SET EXERCISE ▸
Copy the rows from the line with "34, 62, 48]" up to and including the line with "282, 646, 294]", substituting "directory-icon" for "folder-icon" and leaving everything else as it stands.

SUPPLIED ENTRIES ▸

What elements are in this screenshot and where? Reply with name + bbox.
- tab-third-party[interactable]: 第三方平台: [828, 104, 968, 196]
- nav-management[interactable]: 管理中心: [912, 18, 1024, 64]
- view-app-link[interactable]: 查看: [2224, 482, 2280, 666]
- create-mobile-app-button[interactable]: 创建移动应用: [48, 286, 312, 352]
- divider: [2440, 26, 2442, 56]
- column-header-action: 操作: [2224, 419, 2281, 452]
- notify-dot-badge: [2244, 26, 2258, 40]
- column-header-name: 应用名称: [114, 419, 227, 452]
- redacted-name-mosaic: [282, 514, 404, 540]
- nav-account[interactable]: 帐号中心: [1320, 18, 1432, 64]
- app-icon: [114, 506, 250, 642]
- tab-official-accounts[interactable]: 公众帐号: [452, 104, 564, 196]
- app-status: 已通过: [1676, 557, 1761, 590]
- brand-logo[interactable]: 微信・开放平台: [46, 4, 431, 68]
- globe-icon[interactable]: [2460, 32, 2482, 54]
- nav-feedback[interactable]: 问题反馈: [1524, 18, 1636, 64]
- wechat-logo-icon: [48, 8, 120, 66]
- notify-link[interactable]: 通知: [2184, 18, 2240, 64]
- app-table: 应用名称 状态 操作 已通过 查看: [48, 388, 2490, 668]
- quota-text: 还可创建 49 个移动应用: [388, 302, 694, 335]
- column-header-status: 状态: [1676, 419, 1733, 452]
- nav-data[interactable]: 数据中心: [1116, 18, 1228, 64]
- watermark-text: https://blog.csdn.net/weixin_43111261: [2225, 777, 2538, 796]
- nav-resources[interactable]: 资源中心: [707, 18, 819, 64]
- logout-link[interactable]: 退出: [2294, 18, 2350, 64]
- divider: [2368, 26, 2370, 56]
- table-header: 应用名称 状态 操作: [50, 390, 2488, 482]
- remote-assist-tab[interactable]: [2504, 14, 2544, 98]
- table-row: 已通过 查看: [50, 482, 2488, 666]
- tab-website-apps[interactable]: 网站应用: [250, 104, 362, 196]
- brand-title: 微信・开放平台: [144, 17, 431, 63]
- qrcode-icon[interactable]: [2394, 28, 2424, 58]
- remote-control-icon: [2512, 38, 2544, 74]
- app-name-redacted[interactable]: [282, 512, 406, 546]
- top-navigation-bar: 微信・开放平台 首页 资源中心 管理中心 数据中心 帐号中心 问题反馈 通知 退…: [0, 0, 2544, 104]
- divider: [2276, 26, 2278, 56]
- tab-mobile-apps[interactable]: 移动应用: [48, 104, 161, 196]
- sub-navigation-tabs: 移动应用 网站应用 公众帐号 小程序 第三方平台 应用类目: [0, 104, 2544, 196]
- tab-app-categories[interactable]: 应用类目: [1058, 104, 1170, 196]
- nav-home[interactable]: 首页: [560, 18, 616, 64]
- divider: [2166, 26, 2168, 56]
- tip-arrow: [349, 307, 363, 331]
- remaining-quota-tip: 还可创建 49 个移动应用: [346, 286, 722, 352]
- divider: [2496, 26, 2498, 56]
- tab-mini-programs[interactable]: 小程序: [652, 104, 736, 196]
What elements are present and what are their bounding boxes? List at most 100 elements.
---
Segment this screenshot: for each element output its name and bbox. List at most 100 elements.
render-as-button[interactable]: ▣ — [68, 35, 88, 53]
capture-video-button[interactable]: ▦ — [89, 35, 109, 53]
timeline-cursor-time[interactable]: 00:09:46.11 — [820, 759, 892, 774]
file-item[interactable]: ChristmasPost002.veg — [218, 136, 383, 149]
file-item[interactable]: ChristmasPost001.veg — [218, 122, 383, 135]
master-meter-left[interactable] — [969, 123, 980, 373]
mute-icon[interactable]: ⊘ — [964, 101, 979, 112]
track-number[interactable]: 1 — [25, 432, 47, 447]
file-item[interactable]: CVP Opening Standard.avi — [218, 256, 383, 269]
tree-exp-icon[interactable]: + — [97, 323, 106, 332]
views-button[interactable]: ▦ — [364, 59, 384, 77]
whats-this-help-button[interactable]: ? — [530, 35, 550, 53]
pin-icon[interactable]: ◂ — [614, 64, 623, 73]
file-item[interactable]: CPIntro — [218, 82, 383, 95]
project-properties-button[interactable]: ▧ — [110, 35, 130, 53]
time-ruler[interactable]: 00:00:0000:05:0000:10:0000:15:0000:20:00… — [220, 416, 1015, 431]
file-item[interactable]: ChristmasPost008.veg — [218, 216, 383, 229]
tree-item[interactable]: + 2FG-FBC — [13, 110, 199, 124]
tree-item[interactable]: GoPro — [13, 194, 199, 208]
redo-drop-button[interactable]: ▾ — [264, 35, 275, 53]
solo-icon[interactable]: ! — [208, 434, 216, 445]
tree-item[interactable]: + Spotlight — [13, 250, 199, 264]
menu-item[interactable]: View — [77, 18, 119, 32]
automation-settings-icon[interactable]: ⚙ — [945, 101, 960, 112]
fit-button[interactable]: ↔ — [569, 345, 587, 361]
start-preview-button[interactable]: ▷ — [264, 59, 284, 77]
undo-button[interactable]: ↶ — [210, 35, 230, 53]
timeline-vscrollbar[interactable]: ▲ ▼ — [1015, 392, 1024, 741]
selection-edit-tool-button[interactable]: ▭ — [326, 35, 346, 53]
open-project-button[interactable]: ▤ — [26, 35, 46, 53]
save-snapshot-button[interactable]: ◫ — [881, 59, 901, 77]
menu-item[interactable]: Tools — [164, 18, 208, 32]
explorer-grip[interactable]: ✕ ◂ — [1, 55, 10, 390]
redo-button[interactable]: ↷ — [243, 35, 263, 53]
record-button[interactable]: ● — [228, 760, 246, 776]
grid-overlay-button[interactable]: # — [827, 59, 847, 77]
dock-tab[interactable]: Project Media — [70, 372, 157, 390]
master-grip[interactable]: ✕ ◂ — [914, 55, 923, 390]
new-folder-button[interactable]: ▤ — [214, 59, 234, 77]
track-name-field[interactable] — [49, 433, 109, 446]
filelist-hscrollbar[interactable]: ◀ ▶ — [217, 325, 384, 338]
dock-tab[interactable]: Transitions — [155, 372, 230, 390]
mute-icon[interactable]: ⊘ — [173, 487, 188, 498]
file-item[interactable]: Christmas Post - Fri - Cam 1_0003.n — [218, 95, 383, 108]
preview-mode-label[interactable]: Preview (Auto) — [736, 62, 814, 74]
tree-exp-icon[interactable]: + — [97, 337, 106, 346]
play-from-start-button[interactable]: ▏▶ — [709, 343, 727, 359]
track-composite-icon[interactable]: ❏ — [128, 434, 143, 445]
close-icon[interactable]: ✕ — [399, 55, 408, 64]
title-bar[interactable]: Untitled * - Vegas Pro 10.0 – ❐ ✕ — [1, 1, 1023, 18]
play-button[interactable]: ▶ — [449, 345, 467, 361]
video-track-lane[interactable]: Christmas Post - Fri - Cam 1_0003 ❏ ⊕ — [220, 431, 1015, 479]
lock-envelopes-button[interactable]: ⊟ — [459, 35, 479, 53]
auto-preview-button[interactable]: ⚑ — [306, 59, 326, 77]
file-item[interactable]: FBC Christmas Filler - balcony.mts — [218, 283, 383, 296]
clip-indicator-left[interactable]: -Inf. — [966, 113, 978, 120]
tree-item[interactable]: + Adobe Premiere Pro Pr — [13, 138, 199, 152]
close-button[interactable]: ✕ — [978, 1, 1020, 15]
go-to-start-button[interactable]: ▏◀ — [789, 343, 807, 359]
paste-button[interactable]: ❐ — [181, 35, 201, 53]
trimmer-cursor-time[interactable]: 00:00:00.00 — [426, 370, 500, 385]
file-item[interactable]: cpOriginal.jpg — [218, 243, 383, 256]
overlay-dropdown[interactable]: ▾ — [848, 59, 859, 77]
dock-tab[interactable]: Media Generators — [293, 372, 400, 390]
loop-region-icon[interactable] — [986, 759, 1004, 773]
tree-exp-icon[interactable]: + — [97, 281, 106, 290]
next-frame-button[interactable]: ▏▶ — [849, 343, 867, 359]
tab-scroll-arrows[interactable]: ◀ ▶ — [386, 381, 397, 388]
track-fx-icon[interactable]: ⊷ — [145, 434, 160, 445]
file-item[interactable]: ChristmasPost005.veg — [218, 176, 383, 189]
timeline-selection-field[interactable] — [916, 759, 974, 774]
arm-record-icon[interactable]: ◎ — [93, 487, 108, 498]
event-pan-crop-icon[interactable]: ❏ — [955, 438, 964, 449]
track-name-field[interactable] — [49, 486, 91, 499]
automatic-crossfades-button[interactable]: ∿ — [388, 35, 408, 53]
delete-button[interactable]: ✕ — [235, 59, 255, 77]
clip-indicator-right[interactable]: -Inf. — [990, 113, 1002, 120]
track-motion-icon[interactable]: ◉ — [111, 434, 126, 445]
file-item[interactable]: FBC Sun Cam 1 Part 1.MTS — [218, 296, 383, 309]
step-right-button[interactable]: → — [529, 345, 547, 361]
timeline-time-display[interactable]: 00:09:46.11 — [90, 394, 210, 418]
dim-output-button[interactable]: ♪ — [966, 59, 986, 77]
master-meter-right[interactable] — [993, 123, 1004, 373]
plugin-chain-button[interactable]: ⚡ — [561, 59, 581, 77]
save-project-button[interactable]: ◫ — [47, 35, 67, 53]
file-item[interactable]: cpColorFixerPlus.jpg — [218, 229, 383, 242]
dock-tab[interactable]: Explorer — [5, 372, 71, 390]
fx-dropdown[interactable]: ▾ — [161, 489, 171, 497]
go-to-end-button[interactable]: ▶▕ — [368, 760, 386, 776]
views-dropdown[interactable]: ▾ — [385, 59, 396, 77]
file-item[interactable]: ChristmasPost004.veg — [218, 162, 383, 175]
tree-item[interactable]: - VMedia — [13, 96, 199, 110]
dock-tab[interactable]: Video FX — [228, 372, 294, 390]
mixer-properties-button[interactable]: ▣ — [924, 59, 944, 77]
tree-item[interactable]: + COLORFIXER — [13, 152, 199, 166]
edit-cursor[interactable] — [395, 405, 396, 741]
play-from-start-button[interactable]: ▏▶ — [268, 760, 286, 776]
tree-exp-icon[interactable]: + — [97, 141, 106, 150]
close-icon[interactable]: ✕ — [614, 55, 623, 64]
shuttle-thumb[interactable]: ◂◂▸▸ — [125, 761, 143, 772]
* * *
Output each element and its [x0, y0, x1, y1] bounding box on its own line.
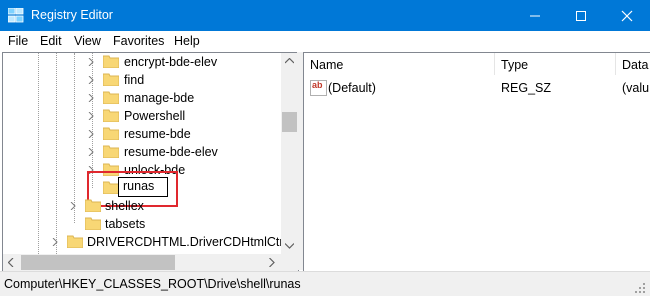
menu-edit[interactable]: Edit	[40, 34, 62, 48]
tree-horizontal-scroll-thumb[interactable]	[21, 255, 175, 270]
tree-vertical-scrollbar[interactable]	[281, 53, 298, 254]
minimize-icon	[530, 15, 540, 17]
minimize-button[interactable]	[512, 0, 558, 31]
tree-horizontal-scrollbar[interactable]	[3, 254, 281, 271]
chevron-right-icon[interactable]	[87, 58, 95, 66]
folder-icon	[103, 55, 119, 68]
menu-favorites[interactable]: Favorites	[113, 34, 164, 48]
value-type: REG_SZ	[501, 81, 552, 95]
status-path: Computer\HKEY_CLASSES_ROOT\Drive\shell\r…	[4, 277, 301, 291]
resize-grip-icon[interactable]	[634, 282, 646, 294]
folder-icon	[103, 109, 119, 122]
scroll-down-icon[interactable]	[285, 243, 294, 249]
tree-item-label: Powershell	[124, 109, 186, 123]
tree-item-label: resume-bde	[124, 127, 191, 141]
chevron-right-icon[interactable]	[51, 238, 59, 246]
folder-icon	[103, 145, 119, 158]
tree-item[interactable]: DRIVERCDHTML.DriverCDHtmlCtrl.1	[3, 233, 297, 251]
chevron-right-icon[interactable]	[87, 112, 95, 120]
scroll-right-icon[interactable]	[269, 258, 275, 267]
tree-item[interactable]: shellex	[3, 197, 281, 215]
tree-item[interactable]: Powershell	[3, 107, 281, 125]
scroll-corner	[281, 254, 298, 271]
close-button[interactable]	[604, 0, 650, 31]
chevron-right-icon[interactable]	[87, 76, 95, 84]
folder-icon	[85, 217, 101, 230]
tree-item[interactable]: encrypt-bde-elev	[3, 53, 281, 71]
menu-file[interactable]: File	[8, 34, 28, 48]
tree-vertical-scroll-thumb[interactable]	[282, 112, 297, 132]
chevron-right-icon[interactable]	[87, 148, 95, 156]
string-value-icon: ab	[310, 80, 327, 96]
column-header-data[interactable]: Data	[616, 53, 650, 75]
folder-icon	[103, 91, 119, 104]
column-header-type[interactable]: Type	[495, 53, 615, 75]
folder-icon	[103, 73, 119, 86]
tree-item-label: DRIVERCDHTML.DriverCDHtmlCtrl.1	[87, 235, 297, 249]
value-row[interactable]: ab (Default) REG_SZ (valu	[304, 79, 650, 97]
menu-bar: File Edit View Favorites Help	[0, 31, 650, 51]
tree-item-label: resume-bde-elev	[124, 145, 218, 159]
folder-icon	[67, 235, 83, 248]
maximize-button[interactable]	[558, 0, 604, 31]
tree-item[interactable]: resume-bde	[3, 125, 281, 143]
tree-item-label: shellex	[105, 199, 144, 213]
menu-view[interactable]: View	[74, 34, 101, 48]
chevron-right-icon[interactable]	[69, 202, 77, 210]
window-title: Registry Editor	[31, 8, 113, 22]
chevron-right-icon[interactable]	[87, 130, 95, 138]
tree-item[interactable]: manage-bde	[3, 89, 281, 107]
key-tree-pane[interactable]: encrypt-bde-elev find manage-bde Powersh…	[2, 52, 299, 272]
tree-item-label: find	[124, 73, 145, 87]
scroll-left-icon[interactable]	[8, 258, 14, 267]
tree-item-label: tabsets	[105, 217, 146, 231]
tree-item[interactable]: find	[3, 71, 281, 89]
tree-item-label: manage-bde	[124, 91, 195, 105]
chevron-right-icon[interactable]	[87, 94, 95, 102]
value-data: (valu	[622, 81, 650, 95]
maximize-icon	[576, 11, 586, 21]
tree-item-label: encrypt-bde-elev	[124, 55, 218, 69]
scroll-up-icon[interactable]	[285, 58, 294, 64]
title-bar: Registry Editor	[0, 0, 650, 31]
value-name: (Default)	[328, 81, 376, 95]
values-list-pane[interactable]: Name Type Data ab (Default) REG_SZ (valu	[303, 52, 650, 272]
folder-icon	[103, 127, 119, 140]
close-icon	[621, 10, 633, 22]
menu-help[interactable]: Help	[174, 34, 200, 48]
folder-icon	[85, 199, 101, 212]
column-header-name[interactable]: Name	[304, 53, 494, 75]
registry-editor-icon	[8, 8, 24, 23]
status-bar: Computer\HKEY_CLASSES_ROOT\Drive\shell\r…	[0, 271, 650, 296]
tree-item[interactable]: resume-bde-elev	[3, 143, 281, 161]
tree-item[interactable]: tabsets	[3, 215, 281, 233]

EXPECTED ANSWER ▸
menu-edit[interactable]: Edit	[40, 34, 62, 48]
tree-horizontal-scroll-thumb[interactable]	[21, 255, 175, 270]
tree-vertical-scrollbar[interactable]	[281, 53, 298, 254]
minimize-icon	[530, 15, 540, 17]
minimize-button[interactable]	[512, 0, 558, 31]
tree-horizontal-scrollbar[interactable]	[3, 254, 281, 271]
chevron-right-icon[interactable]	[87, 58, 95, 66]
directory-icon	[103, 55, 119, 68]
menu-favorites[interactable]: Favorites	[113, 34, 164, 48]
value-type: REG_SZ	[501, 81, 552, 95]
status-path: Computer\HKEY_CLASSES_ROOT\Drive\shell\r…	[4, 277, 301, 291]
resize-grip-icon[interactable]	[634, 282, 646, 294]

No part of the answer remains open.